» Task statement
Repeat the records below exactly, leaving out every picture.

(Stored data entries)
•••••

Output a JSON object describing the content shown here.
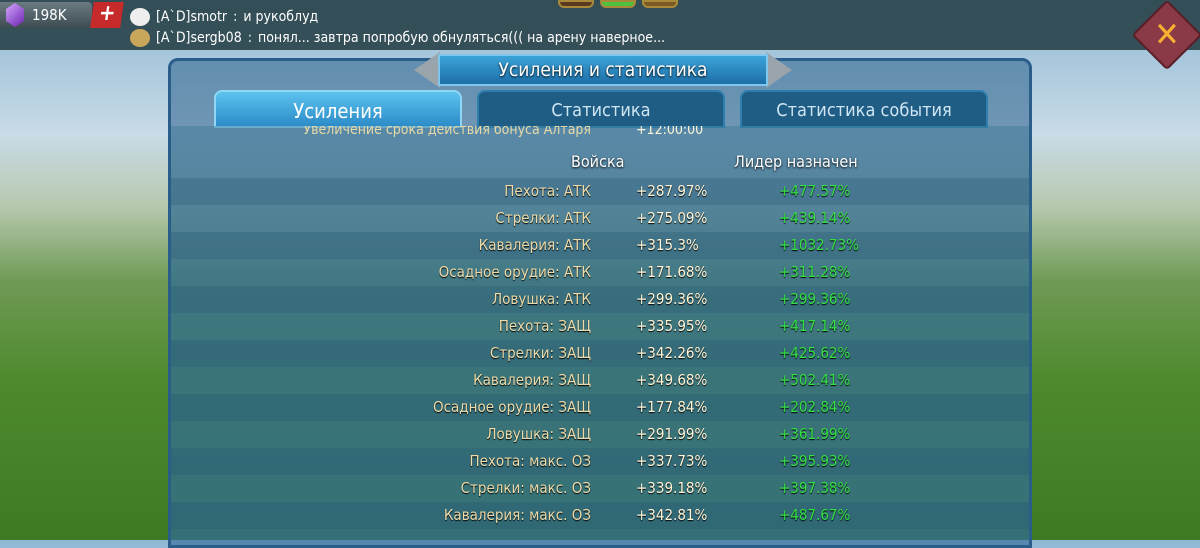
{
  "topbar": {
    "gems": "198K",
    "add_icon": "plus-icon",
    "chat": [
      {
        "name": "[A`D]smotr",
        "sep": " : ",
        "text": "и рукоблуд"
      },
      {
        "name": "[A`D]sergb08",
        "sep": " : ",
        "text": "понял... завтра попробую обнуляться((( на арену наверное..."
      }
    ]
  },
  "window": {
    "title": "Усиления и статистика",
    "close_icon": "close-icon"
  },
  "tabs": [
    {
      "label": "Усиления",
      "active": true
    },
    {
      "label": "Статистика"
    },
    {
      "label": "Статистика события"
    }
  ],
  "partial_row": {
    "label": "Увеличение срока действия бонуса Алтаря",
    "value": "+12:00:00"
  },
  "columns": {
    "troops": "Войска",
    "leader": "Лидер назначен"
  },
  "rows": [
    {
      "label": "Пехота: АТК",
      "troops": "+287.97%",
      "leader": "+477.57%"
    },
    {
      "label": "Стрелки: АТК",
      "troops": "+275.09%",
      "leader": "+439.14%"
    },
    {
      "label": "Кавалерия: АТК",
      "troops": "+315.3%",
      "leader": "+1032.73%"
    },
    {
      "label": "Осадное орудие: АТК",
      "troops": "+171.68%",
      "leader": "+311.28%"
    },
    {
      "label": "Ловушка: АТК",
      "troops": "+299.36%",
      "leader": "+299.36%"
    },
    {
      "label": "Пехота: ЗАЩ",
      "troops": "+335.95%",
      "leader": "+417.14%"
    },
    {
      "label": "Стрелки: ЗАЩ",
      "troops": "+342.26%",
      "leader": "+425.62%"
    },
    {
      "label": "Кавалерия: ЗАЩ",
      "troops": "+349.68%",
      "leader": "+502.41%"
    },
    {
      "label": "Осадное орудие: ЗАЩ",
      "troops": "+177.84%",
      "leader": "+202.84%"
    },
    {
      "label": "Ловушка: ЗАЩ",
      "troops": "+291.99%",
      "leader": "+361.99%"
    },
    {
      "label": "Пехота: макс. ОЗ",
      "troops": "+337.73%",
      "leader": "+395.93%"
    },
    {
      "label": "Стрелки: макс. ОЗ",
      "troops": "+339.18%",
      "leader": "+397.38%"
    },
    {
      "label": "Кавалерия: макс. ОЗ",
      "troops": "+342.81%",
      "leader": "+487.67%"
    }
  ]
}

•••••

» Expected output
Output a JSON object describing the content shown here.
{
  "topbar": {
    "gems": "198K",
    "add_icon": "plus-icon",
    "chat": [
      {
        "name": "[A`D]smotr",
        "sep": " : ",
        "text": "и рукоблуд"
      },
      {
        "name": "[A`D]sergb08",
        "sep": " : ",
        "text": "понял... завтра попробую обнуляться((( на арену наверное..."
      }
    ]
  },
  "window": {
    "title": "Усиления и статистика",
    "close_icon": "close-icon"
  },
  "tabs": [
    {
      "label": "Усиления",
      "active": true
    },
    {
      "label": "Статистика"
    },
    {
      "label": "Статистика события"
    }
  ],
  "partial_row": {
    "label": "Увеличение срока действия бонуса Алтаря",
    "value": "+12:00:00"
  },
  "columns": {
    "troops": "Войска",
    "leader": "Лидер назначен"
  },
  "rows": [
    {
      "label": "Пехота: АТК",
      "troops": "+287.97%",
      "leader": "+477.57%"
    },
    {
      "label": "Стрелки: АТК",
      "troops": "+275.09%",
      "leader": "+439.14%"
    },
    {
      "label": "Кавалерия: АТК",
      "troops": "+315.3%",
      "leader": "+1032.73%"
    },
    {
      "label": "Осадное орудие: АТК",
      "troops": "+171.68%",
      "leader": "+311.28%"
    },
    {
      "label": "Ловушка: АТК",
      "troops": "+299.36%",
      "leader": "+299.36%"
    },
    {
      "label": "Пехота: ЗАЩ",
      "troops": "+335.95%",
      "leader": "+417.14%"
    },
    {
      "label": "Стрелки: ЗАЩ",
      "troops": "+342.26%",
      "leader": "+425.62%"
    },
    {
      "label": "Кавалерия: ЗАЩ",
      "troops": "+349.68%",
      "leader": "+502.41%"
    },
    {
      "label": "Осадное орудие: ЗАЩ",
      "troops": "+177.84%",
      "leader": "+202.84%"
    },
    {
      "label": "Ловушка: ЗАЩ",
      "troops": "+291.99%",
      "leader": "+361.99%"
    },
    {
      "label": "Пехота: макс. ОЗ",
      "troops": "+337.73%",
      "leader": "+395.93%"
    },
    {
      "label": "Стрелки: макс. ОЗ",
      "troops": "+339.18%",
      "leader": "+397.38%"
    },
    {
      "label": "Кавалерия: макс. ОЗ",
      "troops": "+342.81%",
      "leader": "+487.67%"
    }
  ]
}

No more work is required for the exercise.